In this exercise, reproduce all the entries that follow exactly.
⟨
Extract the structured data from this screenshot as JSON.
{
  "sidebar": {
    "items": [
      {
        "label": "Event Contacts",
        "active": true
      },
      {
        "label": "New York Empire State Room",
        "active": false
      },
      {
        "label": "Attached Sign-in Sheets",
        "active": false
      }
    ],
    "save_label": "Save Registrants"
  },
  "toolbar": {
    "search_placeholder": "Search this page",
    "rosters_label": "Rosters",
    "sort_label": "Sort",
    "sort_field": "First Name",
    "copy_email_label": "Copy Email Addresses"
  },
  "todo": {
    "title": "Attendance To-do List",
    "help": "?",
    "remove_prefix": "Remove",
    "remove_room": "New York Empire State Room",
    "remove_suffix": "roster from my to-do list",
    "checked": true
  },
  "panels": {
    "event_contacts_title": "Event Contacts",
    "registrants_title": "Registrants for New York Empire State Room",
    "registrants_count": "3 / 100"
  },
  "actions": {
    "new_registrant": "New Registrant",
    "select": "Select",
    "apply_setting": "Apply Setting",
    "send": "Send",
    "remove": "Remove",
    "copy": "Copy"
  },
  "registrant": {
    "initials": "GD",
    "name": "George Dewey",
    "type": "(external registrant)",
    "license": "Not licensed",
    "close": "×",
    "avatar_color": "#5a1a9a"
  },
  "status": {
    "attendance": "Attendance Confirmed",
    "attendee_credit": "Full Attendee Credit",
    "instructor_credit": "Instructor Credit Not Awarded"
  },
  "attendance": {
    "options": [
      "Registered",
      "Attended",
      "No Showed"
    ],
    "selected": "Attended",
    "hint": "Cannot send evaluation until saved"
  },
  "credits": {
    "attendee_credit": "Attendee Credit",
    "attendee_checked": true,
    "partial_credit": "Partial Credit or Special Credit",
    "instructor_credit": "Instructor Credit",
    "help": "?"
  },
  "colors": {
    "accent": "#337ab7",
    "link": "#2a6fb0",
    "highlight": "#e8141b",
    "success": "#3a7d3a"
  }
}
⟩
## [The completed task]
Extract the structured data from this screenshot as JSON.
{
  "sidebar": {
    "items": [
      {
        "label": "Event Contacts",
        "active": true
      },
      {
        "label": "New York Empire State Room",
        "active": false
      },
      {
        "label": "Attached Sign-in Sheets",
        "active": false
      }
    ],
    "save_label": "Save Registrants"
  },
  "toolbar": {
    "search_placeholder": "Search this page",
    "rosters_label": "Rosters",
    "sort_label": "Sort",
    "sort_field": "First Name",
    "copy_email_label": "Copy Email Addresses"
  },
  "todo": {
    "title": "Attendance To-do List",
    "help": "?",
    "remove_prefix": "Remove",
    "remove_room": "New York Empire State Room",
    "remove_suffix": "roster from my to-do list",
    "checked": true
  },
  "panels": {
    "event_contacts_title": "Event Contacts",
    "registrants_title": "Registrants for New York Empire State Room",
    "registrants_count": "3 / 100"
  },
  "actions": {
    "new_registrant": "New Registrant",
    "select": "Select",
    "apply_setting": "Apply Setting",
    "send": "Send",
    "remove": "Remove",
    "copy": "Copy"
  },
  "registrant": {
    "initials": "GD",
    "name": "George Dewey",
    "type": "(external registrant)",
    "license": "Not licensed",
    "close": "×",
    "avatar_color": "#5a1a9a"
  },
  "status": {
    "attendance": "Attendance Confirmed",
    "attendee_credit": "Full Attendee Credit",
    "instructor_credit": "Instructor Credit Not Awarded"
  },
  "attendance": {
    "options": [
      "Registered",
      "Attended",
      "No Showed"
    ],
    "selected": "Attended",
    "hint": "Cannot send evaluation until saved"
  },
  "credits": {
    "attendee_credit": "Attendee Credit",
    "attendee_checked": true,
    "partial_credit": "Partial Credit or Special Credit",
    "instructor_credit": "Instructor Credit",
    "help": "?"
  },
  "colors": {
    "accent": "#337ab7",
    "link": "#2a6fb0",
    "highlight": "#e8141b",
    "success": "#3a7d3a"
  }
}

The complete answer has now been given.